Look for "color" in the listing below. Gather each line that contains it.

-- start --

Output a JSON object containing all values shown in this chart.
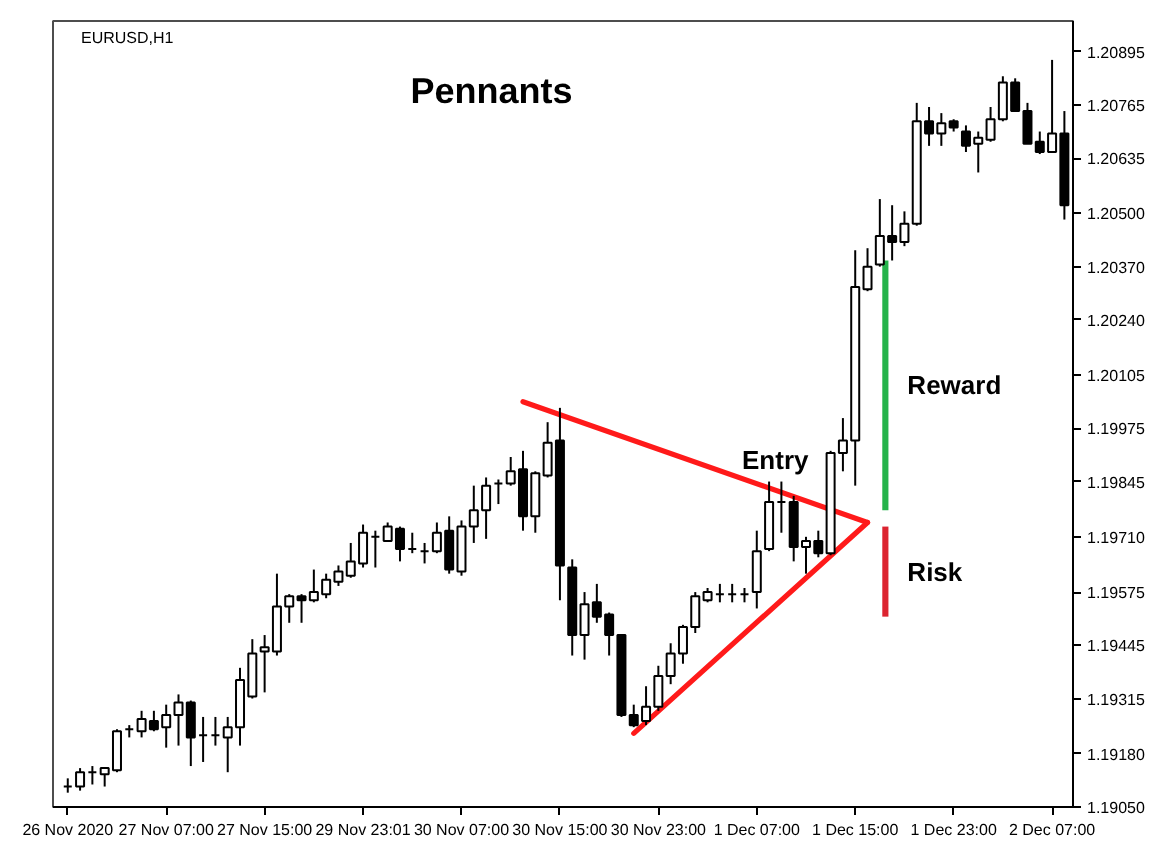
{
  "chart_data": {
    "type": "candlestick",
    "title": "Pennants",
    "subtitle": "EURUSD,H1",
    "categories": [
      "26 Nov 2020",
      null,
      null,
      null,
      null,
      null,
      null,
      null,
      "27 Nov 07:00",
      null,
      null,
      null,
      null,
      null,
      null,
      null,
      "27 Nov 15:00",
      null,
      null,
      null,
      null,
      null,
      null,
      null,
      "29 Nov 23:01",
      null,
      null,
      null,
      null,
      null,
      null,
      null,
      "30 Nov 07:00",
      null,
      null,
      null,
      null,
      null,
      null,
      null,
      "30 Nov 15:00",
      null,
      null,
      null,
      null,
      null,
      null,
      null,
      "30 Nov 23:00",
      null,
      null,
      null,
      null,
      null,
      null,
      null,
      "1 Dec 07:00",
      null,
      null,
      null,
      null,
      null,
      null,
      null,
      "1 Dec 15:00",
      null,
      null,
      null,
      null,
      null,
      null,
      null,
      "1 Dec 23:00",
      null,
      null,
      null,
      null,
      null,
      null,
      null,
      "2 Dec 07:00",
      null
    ],
    "ylim": [
      1.1905,
      1.2097
    ],
    "yticks": [
      {
        "value": 1.1905,
        "label": "1.19050"
      },
      {
        "value": 1.1918,
        "label": "1.19180"
      },
      1.19315,
      1.19445,
      1.19575,
      {
        "value": 1.1971,
        "label": "1.19710"
      },
      1.19845,
      1.19975,
      1.20105,
      {
        "value": 1.2024,
        "label": "1.20240"
      },
      {
        "value": 1.2037,
        "label": "1.20370"
      },
      {
        "value": 1.205,
        "label": "1.20500"
      },
      1.20635,
      1.20765,
      1.20895
    ],
    "grid": false,
    "series": [
      {
        "color": "#000000",
        "ohlc": [
          [
            1.191,
            1.1912,
            1.19085,
            1.191
          ],
          [
            1.191,
            1.19145,
            1.1909,
            1.19135
          ],
          [
            1.19135,
            1.1915,
            1.19105,
            1.19135
          ],
          [
            1.1913,
            1.19145,
            1.191,
            1.19145
          ],
          [
            1.1914,
            1.1924,
            1.19135,
            1.19235
          ],
          [
            1.1924,
            1.1925,
            1.1922,
            1.1924
          ],
          [
            1.19235,
            1.19285,
            1.1922,
            1.19265
          ],
          [
            1.1926,
            1.19285,
            1.19235,
            1.1924
          ],
          [
            1.19245,
            1.193,
            1.19195,
            1.19275
          ],
          [
            1.19275,
            1.19325,
            1.192,
            1.19305
          ],
          [
            1.19305,
            1.1931,
            1.1915,
            1.1922
          ],
          [
            1.19225,
            1.1927,
            1.1916,
            1.19225
          ],
          [
            1.19225,
            1.1927,
            1.192,
            1.19225
          ],
          [
            1.1922,
            1.1927,
            1.19135,
            1.19245
          ],
          [
            1.19245,
            1.1939,
            1.192,
            1.1936
          ],
          [
            1.1932,
            1.1946,
            1.19315,
            1.19425
          ],
          [
            1.1943,
            1.1947,
            1.1933,
            1.1944
          ],
          [
            1.1943,
            1.1962,
            1.1942,
            1.1954
          ],
          [
            1.1954,
            1.1957,
            1.195,
            1.19565
          ],
          [
            1.19565,
            1.1957,
            1.195,
            1.19555
          ],
          [
            1.19555,
            1.1963,
            1.1955,
            1.19575
          ],
          [
            1.1957,
            1.1962,
            1.1956,
            1.19605
          ],
          [
            1.196,
            1.1964,
            1.1959,
            1.19625
          ],
          [
            1.19615,
            1.19695,
            1.1961,
            1.1965
          ],
          [
            1.19645,
            1.1974,
            1.19635,
            1.1972
          ],
          [
            1.1971,
            1.19725,
            1.19635,
            1.1971
          ],
          [
            1.197,
            1.19745,
            1.197,
            1.19735
          ],
          [
            1.1973,
            1.19735,
            1.1965,
            1.1968
          ],
          [
            1.1968,
            1.1972,
            1.1967,
            1.1968
          ],
          [
            1.19675,
            1.19695,
            1.19645,
            1.19675
          ],
          [
            1.19675,
            1.19745,
            1.1967,
            1.1972
          ],
          [
            1.19725,
            1.1976,
            1.1962,
            1.1963
          ],
          [
            1.19625,
            1.1975,
            1.19615,
            1.19735
          ],
          [
            1.19735,
            1.19835,
            1.19695,
            1.19775
          ],
          [
            1.19775,
            1.19855,
            1.19705,
            1.19835
          ],
          [
            1.1984,
            1.1985,
            1.1979,
            1.1984
          ],
          [
            1.1984,
            1.19905,
            1.19835,
            1.1987
          ],
          [
            1.19875,
            1.1992,
            1.19725,
            1.1976
          ],
          [
            1.1976,
            1.1987,
            1.1972,
            1.19865
          ],
          [
            1.1986,
            1.1999,
            1.19855,
            1.1994
          ],
          [
            1.19945,
            1.20025,
            1.19555,
            1.1964
          ],
          [
            1.19635,
            1.19655,
            1.1942,
            1.1947
          ],
          [
            1.1947,
            1.19575,
            1.1941,
            1.19545
          ],
          [
            1.1955,
            1.19595,
            1.195,
            1.19515
          ],
          [
            1.1952,
            1.19525,
            1.1942,
            1.1947
          ],
          [
            1.1947,
            1.1947,
            1.1927,
            1.19275
          ],
          [
            1.19275,
            1.193,
            1.19245,
            1.1925
          ],
          [
            1.1926,
            1.19345,
            1.1925,
            1.19295
          ],
          [
            1.19295,
            1.19395,
            1.19285,
            1.1937
          ],
          [
            1.1937,
            1.1945,
            1.1935,
            1.19425
          ],
          [
            1.19425,
            1.19495,
            1.194,
            1.1949
          ],
          [
            1.1949,
            1.19575,
            1.19475,
            1.19565
          ],
          [
            1.19555,
            1.19585,
            1.1955,
            1.19575
          ],
          [
            1.1957,
            1.19595,
            1.1955,
            1.1957
          ],
          [
            1.1957,
            1.19595,
            1.1955,
            1.1957
          ],
          [
            1.1957,
            1.19585,
            1.1955,
            1.1957
          ],
          [
            1.19575,
            1.19725,
            1.19535,
            1.19675
          ],
          [
            1.1968,
            1.19845,
            1.19675,
            1.19795
          ],
          [
            1.19795,
            1.19845,
            1.1972,
            1.19795
          ],
          [
            1.19795,
            1.1981,
            1.1965,
            1.19685
          ],
          [
            1.19685,
            1.1971,
            1.1962,
            1.197
          ],
          [
            1.197,
            1.19725,
            1.1966,
            1.1967
          ],
          [
            1.1967,
            1.1992,
            1.19665,
            1.19915
          ],
          [
            1.19915,
            1.2,
            1.1987,
            1.19945
          ],
          [
            1.19945,
            1.2041,
            1.19835,
            1.2032
          ],
          [
            1.20315,
            1.20415,
            1.2031,
            1.2037
          ],
          [
            1.20375,
            1.20535,
            1.2037,
            1.20445
          ],
          [
            1.20445,
            1.2052,
            1.20385,
            1.2043
          ],
          [
            1.2043,
            1.20505,
            1.2042,
            1.20475
          ],
          [
            1.20475,
            1.2077,
            1.2047,
            1.20725
          ],
          [
            1.20725,
            1.2076,
            1.20665,
            1.20695
          ],
          [
            1.20695,
            1.20745,
            1.20665,
            1.2072
          ],
          [
            1.20725,
            1.2073,
            1.207,
            1.2071
          ],
          [
            1.207,
            1.20715,
            1.2065,
            1.20665
          ],
          [
            1.2067,
            1.207,
            1.206,
            1.20685
          ],
          [
            1.2068,
            1.2076,
            1.20675,
            1.2073
          ],
          [
            1.2073,
            1.20835,
            1.20725,
            1.2082
          ],
          [
            1.2082,
            1.2083,
            1.2075,
            1.2075
          ],
          [
            1.2075,
            1.2077,
            1.2067,
            1.2067
          ],
          [
            1.20675,
            1.207,
            1.20645,
            1.2065
          ],
          [
            1.2065,
            1.20875,
            1.2065,
            1.20695
          ],
          [
            1.20695,
            1.2075,
            1.20485,
            1.2052
          ]
        ]
      },
      {
        "type": "line",
        "color": "#ff1a1a",
        "values": [
          null,
          null,
          null,
          null,
          null,
          null,
          null,
          null,
          null,
          null,
          null,
          null,
          null,
          null,
          null,
          null,
          null,
          null,
          null,
          null,
          null,
          null,
          null,
          null,
          null,
          null,
          null,
          null,
          null,
          null,
          null,
          null,
          null,
          null,
          null,
          null,
          null,
          1.2004,
          null,
          null,
          null,
          null,
          null,
          null,
          null,
          null,
          null,
          null,
          null,
          null,
          null,
          null,
          null,
          null,
          null,
          null,
          null,
          null,
          null,
          null,
          null,
          null,
          null,
          null,
          null,
          1.19745,
          null,
          null,
          null,
          null,
          null,
          null,
          null,
          null,
          null,
          null,
          null,
          null,
          null,
          null,
          null,
          null
        ]
      },
      {
        "type": "line",
        "color": "#ff1a1a",
        "values": [
          null,
          null,
          null,
          null,
          null,
          null,
          null,
          null,
          null,
          null,
          null,
          null,
          null,
          null,
          null,
          null,
          null,
          null,
          null,
          null,
          null,
          null,
          null,
          null,
          null,
          null,
          null,
          null,
          null,
          null,
          null,
          null,
          null,
          null,
          null,
          null,
          null,
          null,
          null,
          null,
          null,
          null,
          null,
          null,
          null,
          null,
          1.1923,
          null,
          null,
          null,
          null,
          null,
          null,
          null,
          null,
          null,
          null,
          null,
          null,
          null,
          null,
          null,
          null,
          null,
          null,
          1.19745,
          null,
          null,
          null,
          null,
          null,
          null,
          null,
          null,
          null,
          null,
          null,
          null,
          null,
          null,
          null,
          null
        ]
      },
      {
        "type": "bar",
        "name": "Reward",
        "color": "#25b34b",
        "base": [
          null,
          null,
          null,
          null,
          null,
          null,
          null,
          null,
          null,
          null,
          null,
          null,
          null,
          null,
          null,
          null,
          null,
          null,
          null,
          null,
          null,
          null,
          null,
          null,
          null,
          null,
          null,
          null,
          null,
          null,
          null,
          null,
          null,
          null,
          null,
          null,
          null,
          null,
          null,
          null,
          null,
          null,
          null,
          null,
          null,
          null,
          null,
          null,
          null,
          null,
          null,
          null,
          null,
          null,
          null,
          null,
          null,
          null,
          null,
          null,
          null,
          null,
          null,
          null,
          null,
          null,
          1.19775,
          null,
          null,
          null,
          null,
          null,
          null,
          null,
          null,
          null,
          null,
          null,
          null,
          null,
          null,
          null
        ],
        "values": [
          null,
          null,
          null,
          null,
          null,
          null,
          null,
          null,
          null,
          null,
          null,
          null,
          null,
          null,
          null,
          null,
          null,
          null,
          null,
          null,
          null,
          null,
          null,
          null,
          null,
          null,
          null,
          null,
          null,
          null,
          null,
          null,
          null,
          null,
          null,
          null,
          null,
          null,
          null,
          null,
          null,
          null,
          null,
          null,
          null,
          null,
          null,
          null,
          null,
          null,
          null,
          null,
          null,
          null,
          null,
          null,
          null,
          null,
          null,
          null,
          null,
          null,
          null,
          null,
          null,
          null,
          0.0061,
          null,
          null,
          null,
          null,
          null,
          null,
          null,
          null,
          null,
          null,
          null,
          null,
          null,
          null,
          null
        ]
      },
      {
        "type": "bar",
        "name": "Risk",
        "color": "#dc2430",
        "base": [
          null,
          null,
          null,
          null,
          null,
          null,
          null,
          null,
          null,
          null,
          null,
          null,
          null,
          null,
          null,
          null,
          null,
          null,
          null,
          null,
          null,
          null,
          null,
          null,
          null,
          null,
          null,
          null,
          null,
          null,
          null,
          null,
          null,
          null,
          null,
          null,
          null,
          null,
          null,
          null,
          null,
          null,
          null,
          null,
          null,
          null,
          null,
          null,
          null,
          null,
          null,
          null,
          null,
          null,
          null,
          null,
          null,
          null,
          null,
          null,
          null,
          null,
          null,
          null,
          null,
          null,
          1.19515,
          null,
          null,
          null,
          null,
          null,
          null,
          null,
          null,
          null,
          null,
          null,
          null,
          null,
          null,
          null
        ],
        "values": [
          null,
          null,
          null,
          null,
          null,
          null,
          null,
          null,
          null,
          null,
          null,
          null,
          null,
          null,
          null,
          null,
          null,
          null,
          null,
          null,
          null,
          null,
          null,
          null,
          null,
          null,
          null,
          null,
          null,
          null,
          null,
          null,
          null,
          null,
          null,
          null,
          null,
          null,
          null,
          null,
          null,
          null,
          null,
          null,
          null,
          null,
          null,
          null,
          null,
          null,
          null,
          null,
          null,
          null,
          null,
          null,
          null,
          null,
          null,
          null,
          null,
          null,
          null,
          null,
          null,
          null,
          0.0022,
          null,
          null,
          null,
          null,
          null,
          null,
          null,
          null,
          null,
          null,
          null,
          null,
          null,
          null,
          null
        ]
      }
    ],
    "annotations": [
      "Entry"
    ]
  }
}
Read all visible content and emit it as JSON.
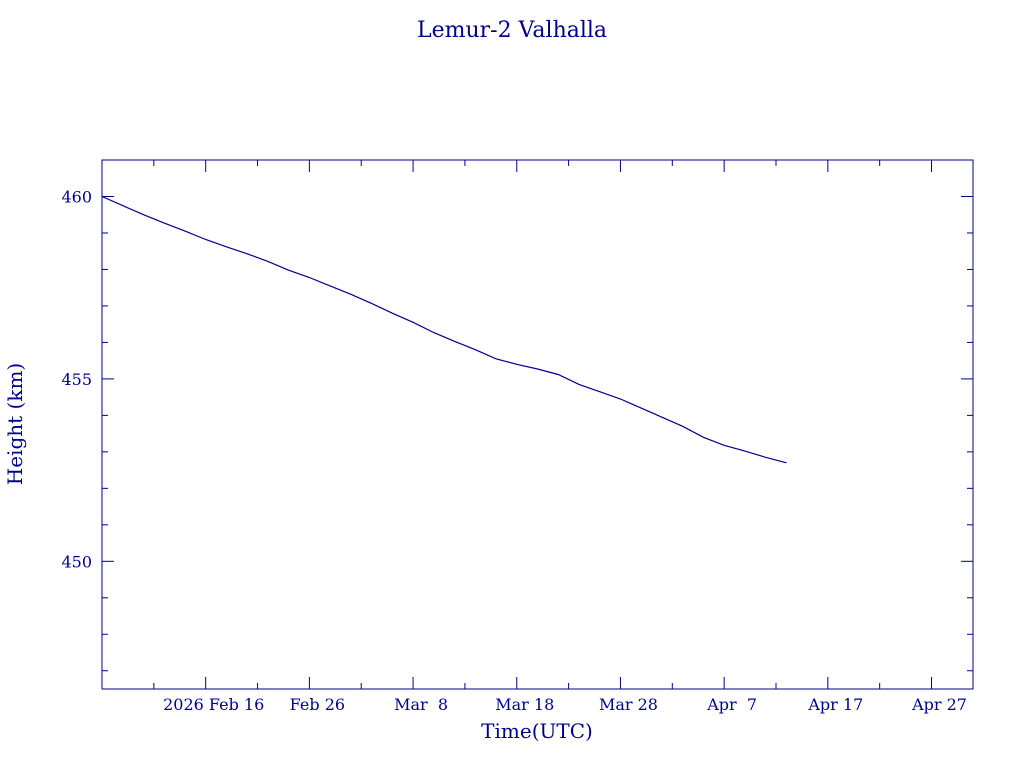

-- end --

* _THE COMPLETED TASK_
        "color": "#000000",
        "color": "#ff1a1a",
        "color": "#ff1a1a",
        "color": "#25b34b",
        "color": "#dc2430",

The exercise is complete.